* _Given instruction_
Don't copy the pictures; return every other part of the records exactly.

Stored items from a collection
· · · · ·
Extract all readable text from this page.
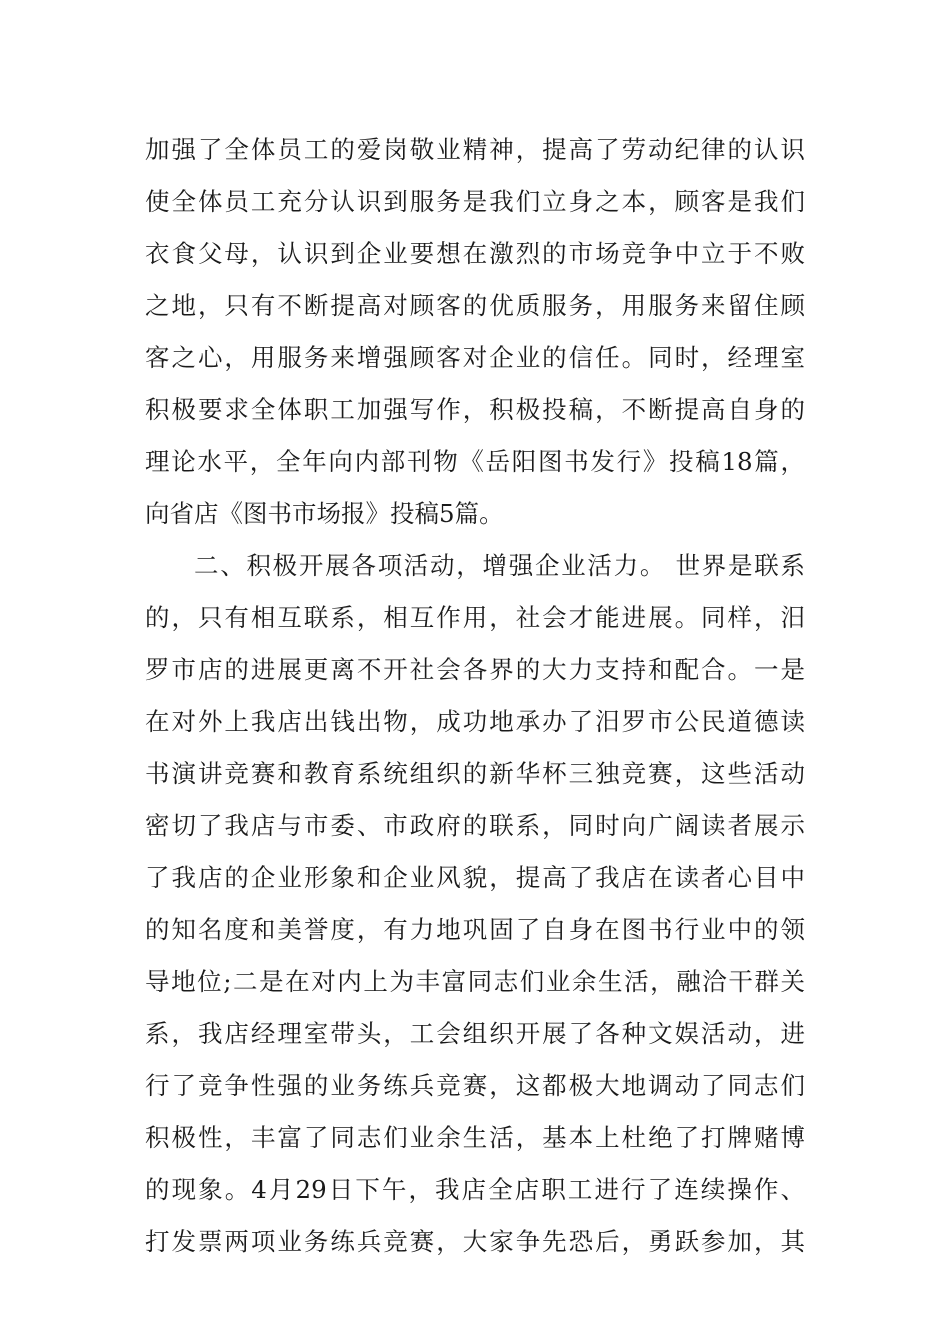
加强了全体员工的爱岗敬业精神，提高了劳动纪律的认识
使全体员工充分认识到服务是我们立身之本，顾客是我们
衣食父母，认识到企业要想在激烈的市场竞争中立于不败
之地，只有不断提高对顾客的优质服务，用服务来留住顾
客之心，用服务来增强顾客对企业的信任。同时，经理室
积极要求全体职工加强写作，积极投稿，不断提高自身的
理论水平，全年向内部刊物《岳阳图书发行》投稿18篇，
向省店《图书市场报》投稿5篇。
二、积极开展各项活动，增强企业活力。 世界是联系
的，只有相互联系，相互作用，社会才能进展。同样，汨
罗市店的进展更离不开社会各界的大力支持和配合。一是
在对外上我店出钱出物，成功地承办了汨罗市公民道德读
书演讲竞赛和教育系统组织的新华杯三独竞赛，这些活动
密切了我店与市委、市政府的联系，同时向广阔读者展示
了我店的企业形象和企业风貌，提高了我店在读者心目中
的知名度和美誉度，有力地巩固了自身在图书行业中的领
导地位;二是在对内上为丰富同志们业余生活，融洽干群关
系，我店经理室带头，工会组织开展了各种文娱活动，进
行了竞争性强的业务练兵竞赛，这都极大地调动了同志们
积极性，丰富了同志们业余生活，基本上杜绝了打牌赌博
的现象。4月29日下午，我店全店职工进行了连续操作、
打发票两项业务练兵竞赛，大家争先恐后，勇跃参加，其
· · · · ·
* _Solution for this task_
Extract all readable text from this page.
加强了全体员工的爱岗敬业精神，提高了劳动纪律的认识
使全体员工充分认识到服务是我们立身之本，顾客是我们
衣食父母，认识到企业要想在激烈的市场竞争中立于不败
之地，只有不断提高对顾客的优质服务，用服务来留住顾
客之心，用服务来增强顾客对企业的信任。同时，经理室
积极要求全体职工加强写作，积极投稿，不断提高自身的
理论水平，全年向内部刊物《岳阳图书发行》投稿18篇，
向省店《图书市场报》投稿5篇。
二、积极开展各项活动，增强企业活力。 世界是联系
的，只有相互联系，相互作用，社会才能进展。同样，汨
罗市店的进展更离不开社会各界的大力支持和配合。一是
在对外上我店出钱出物，成功地承办了汨罗市公民道德读
书演讲竞赛和教育系统组织的新华杯三独竞赛，这些活动
密切了我店与市委、市政府的联系，同时向广阔读者展示
了我店的企业形象和企业风貌，提高了我店在读者心目中
的知名度和美誉度，有力地巩固了自身在图书行业中的领
导地位;二是在对内上为丰富同志们业余生活，融洽干群关
系，我店经理室带头，工会组织开展了各种文娱活动，进
行了竞争性强的业务练兵竞赛，这都极大地调动了同志们
积极性，丰富了同志们业余生活，基本上杜绝了打牌赌博
的现象。4月29日下午，我店全店职工进行了连续操作、
打发票两项业务练兵竞赛，大家争先恐后，勇跃参加，其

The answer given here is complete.